## Directive
Give every line of the material again, exactly as written.

## Extracted records

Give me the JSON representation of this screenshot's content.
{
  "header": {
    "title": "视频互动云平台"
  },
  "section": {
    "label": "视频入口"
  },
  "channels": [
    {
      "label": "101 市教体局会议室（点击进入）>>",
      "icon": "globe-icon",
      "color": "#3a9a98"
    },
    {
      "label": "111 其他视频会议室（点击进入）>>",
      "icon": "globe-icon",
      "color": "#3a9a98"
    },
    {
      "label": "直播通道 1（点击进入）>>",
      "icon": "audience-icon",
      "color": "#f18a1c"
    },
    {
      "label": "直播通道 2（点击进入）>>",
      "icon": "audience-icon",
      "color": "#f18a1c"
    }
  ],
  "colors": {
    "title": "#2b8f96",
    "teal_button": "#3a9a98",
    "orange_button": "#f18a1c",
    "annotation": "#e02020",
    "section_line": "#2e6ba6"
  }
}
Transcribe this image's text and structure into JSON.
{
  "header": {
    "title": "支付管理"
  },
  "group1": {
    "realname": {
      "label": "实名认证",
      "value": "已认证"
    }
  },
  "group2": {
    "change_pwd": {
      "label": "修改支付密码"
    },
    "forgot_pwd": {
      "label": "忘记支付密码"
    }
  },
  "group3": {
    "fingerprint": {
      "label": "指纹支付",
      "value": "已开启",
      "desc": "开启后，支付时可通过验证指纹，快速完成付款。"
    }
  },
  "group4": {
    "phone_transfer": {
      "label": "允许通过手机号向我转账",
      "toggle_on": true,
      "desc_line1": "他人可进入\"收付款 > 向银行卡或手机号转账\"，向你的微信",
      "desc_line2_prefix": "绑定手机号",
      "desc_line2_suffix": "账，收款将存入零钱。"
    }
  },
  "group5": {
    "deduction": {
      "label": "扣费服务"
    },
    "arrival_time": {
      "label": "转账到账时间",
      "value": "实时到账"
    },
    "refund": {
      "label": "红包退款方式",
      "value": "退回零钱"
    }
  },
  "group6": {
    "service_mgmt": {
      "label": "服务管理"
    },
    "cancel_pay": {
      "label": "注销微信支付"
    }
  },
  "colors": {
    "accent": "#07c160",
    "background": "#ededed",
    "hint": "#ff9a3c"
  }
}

## Task answer
Give me the JSON representation of this screenshot's content.
{
  "header": {
    "title": "视频互动云平台"
  },
  "section": {
    "label": "视频入口"
  },
  "channels": [
    {
      "label": "101 市教体局会议室（点击进入）>>",
      "icon": "globe-icon",
      "color": "#3a9a98"
    },
    {
      "label": "111 其他视频会议室（点击进入）>>",
      "icon": "globe-icon",
      "color": "#3a9a98"
    },
    {
      "label": "直播通道 1（点击进入）>>",
      "icon": "audience-icon",
      "color": "#f18a1c"
    },
    {
      "label": "直播通道 2（点击进入）>>",
      "icon": "audience-icon",
      "color": "#f18a1c"
    }
  ],
  "colors": {
    "title": "#2b8f96",
    "teal_button": "#3a9a98",
    "orange_button": "#f18a1c",
    "annotation": "#e02020",
    "section_line": "#2e6ba6"
  }
}
Transcribe this image's text and structure into JSON.
{
  "header": {
    "title": "支付管理"
  },
  "group1": {
    "realname": {
      "label": "实名认证",
      "value": "已认证"
    }
  },
  "group2": {
    "change_pwd": {
      "label": "修改支付密码"
    },
    "forgot_pwd": {
      "label": "忘记支付密码"
    }
  },
  "group3": {
    "fingerprint": {
      "label": "指纹支付",
      "value": "已开启",
      "desc": "开启后，支付时可通过验证指纹，快速完成付款。"
    }
  },
  "group4": {
    "phone_transfer": {
      "label": "允许通过手机号向我转账",
      "toggle_on": true,
      "desc_line1": "他人可进入\"收付款 > 向银行卡或手机号转账\"，向你的微信",
      "desc_line2_prefix": "绑定手机号",
      "desc_line2_suffix": "账，收款将存入零钱。"
    }
  },
  "group5": {
    "deduction": {
      "label": "扣费服务"
    },
    "arrival_time": {
      "label": "转账到账时间",
      "value": "实时到账"
    },
    "refund": {
      "label": "红包退款方式",
      "value": "退回零钱"
    }
  },
  "group6": {
    "service_mgmt": {
      "label": "服务管理"
    },
    "cancel_pay": {
      "label": "注销微信支付"
    }
  },
  "colors": {
    "accent": "#07c160",
    "background": "#ededed",
    "hint": "#ff9a3c"
  }
}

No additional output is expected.